> [PROBLEM TO WORK ON]
Give every line back verbatim, dropping all images.

> [RECORDS TO USE]
☆ ☆ ☆ ☆

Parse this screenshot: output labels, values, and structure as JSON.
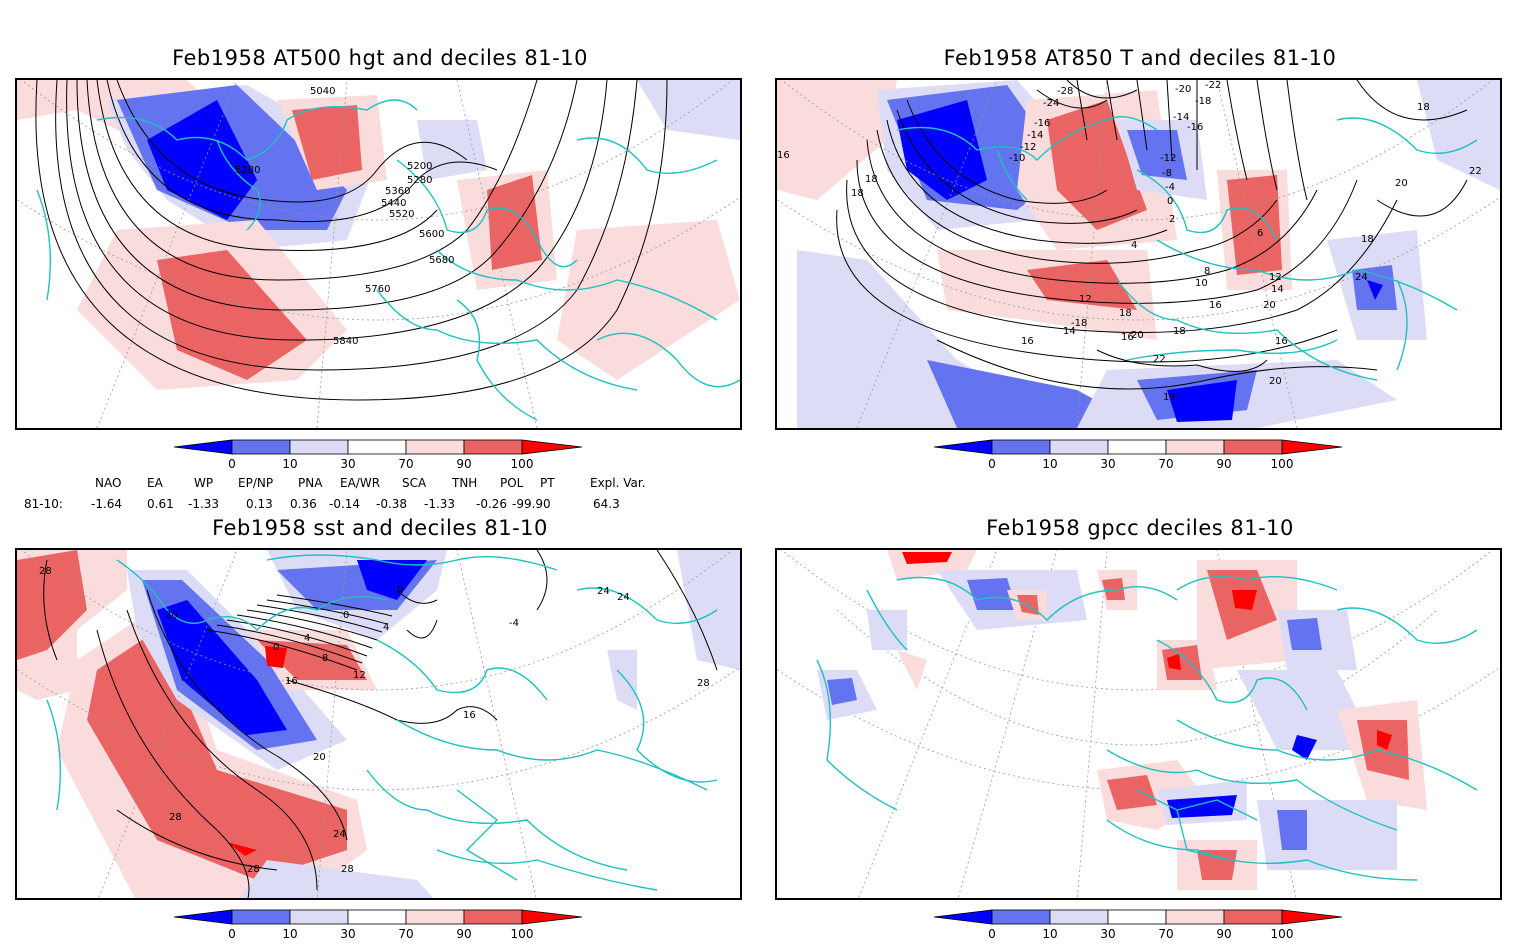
{
  "panels": [
    {
      "title": "Feb1958 AT500 hgt and deciles 81-10",
      "contour_labels": [
        "5040",
        "5280",
        "5200",
        "5280",
        "5360",
        "5440",
        "5520",
        "5600",
        "5680",
        "5760",
        "5840"
      ]
    },
    {
      "title": "Feb1958 AT850 T and deciles 81-10",
      "contour_labels": [
        "-28",
        "-24",
        "-20",
        "-22",
        "-18",
        "-16",
        "-14",
        "-12",
        "-10",
        "-14",
        "-16",
        "-12",
        "-8",
        "-4",
        "0",
        "2",
        "4",
        "6",
        "8",
        "10",
        "12",
        "14",
        "16",
        "18",
        "20",
        "22",
        "24",
        "18",
        "16",
        "18",
        "20",
        "18",
        "18",
        "16",
        "-18",
        "16",
        "14",
        "12",
        "16",
        "18",
        "20",
        "22",
        "20",
        "18"
      ]
    },
    {
      "title": "Feb1958 sst and deciles 81-10",
      "contour_labels": [
        "28",
        "20",
        "0",
        "4",
        "8",
        "12",
        "16",
        "16",
        "20",
        "24",
        "28",
        "28",
        "28",
        "24",
        "0",
        "4",
        "0",
        "-4",
        "24",
        "28"
      ]
    },
    {
      "title": "Feb1958 gpcc deciles 81-10",
      "contour_labels": []
    }
  ],
  "colorbar": {
    "ticks": [
      "0",
      "10",
      "30",
      "70",
      "90",
      "100"
    ],
    "colors": [
      "#0000ff",
      "#6473ef",
      "#dcdcf7",
      "#ffffff",
      "#fadcdc",
      "#eb6464",
      "#ff0000"
    ]
  },
  "indices": {
    "headers": [
      "NAO",
      "EA",
      "WP",
      "EP/NP",
      "PNA",
      "EA/WR",
      "SCA",
      "TNH",
      "POL",
      "PT",
      "Expl. Var."
    ],
    "row_label": "81-10:",
    "values": [
      "-1.64",
      "0.61",
      "-1.33",
      "0.13",
      "0.36",
      "-0.14",
      "-0.38",
      "-1.33",
      "-0.26",
      "-99.90",
      "64.3"
    ]
  }
}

☆ ☆ ☆ ☆

> [WRITTEN ANSWER]
Parse this screenshot: output labels, values, and structure as JSON.
{
  "panels": [
    {
      "title": "Feb1958 AT500 hgt and deciles 81-10",
      "contour_labels": [
        "5040",
        "5280",
        "5200",
        "5280",
        "5360",
        "5440",
        "5520",
        "5600",
        "5680",
        "5760",
        "5840"
      ]
    },
    {
      "title": "Feb1958 AT850 T and deciles 81-10",
      "contour_labels": [
        "-28",
        "-24",
        "-20",
        "-22",
        "-18",
        "-16",
        "-14",
        "-12",
        "-10",
        "-14",
        "-16",
        "-12",
        "-8",
        "-4",
        "0",
        "2",
        "4",
        "6",
        "8",
        "10",
        "12",
        "14",
        "16",
        "18",
        "20",
        "22",
        "24",
        "18",
        "16",
        "18",
        "20",
        "18",
        "18",
        "16",
        "-18",
        "16",
        "14",
        "12",
        "16",
        "18",
        "20",
        "22",
        "20",
        "18"
      ]
    },
    {
      "title": "Feb1958 sst and deciles 81-10",
      "contour_labels": [
        "28",
        "20",
        "0",
        "4",
        "8",
        "12",
        "16",
        "16",
        "20",
        "24",
        "28",
        "28",
        "28",
        "24",
        "0",
        "4",
        "0",
        "-4",
        "24",
        "28"
      ]
    },
    {
      "title": "Feb1958 gpcc deciles 81-10",
      "contour_labels": []
    }
  ],
  "colorbar": {
    "ticks": [
      "0",
      "10",
      "30",
      "70",
      "90",
      "100"
    ],
    "colors": [
      "#0000ff",
      "#6473ef",
      "#dcdcf7",
      "#ffffff",
      "#fadcdc",
      "#eb6464",
      "#ff0000"
    ]
  },
  "indices": {
    "headers": [
      "NAO",
      "EA",
      "WP",
      "EP/NP",
      "PNA",
      "EA/WR",
      "SCA",
      "TNH",
      "POL",
      "PT",
      "Expl. Var."
    ],
    "row_label": "81-10:",
    "values": [
      "-1.64",
      "0.61",
      "-1.33",
      "0.13",
      "0.36",
      "-0.14",
      "-0.38",
      "-1.33",
      "-0.26",
      "-99.90",
      "64.3"
    ]
  }
}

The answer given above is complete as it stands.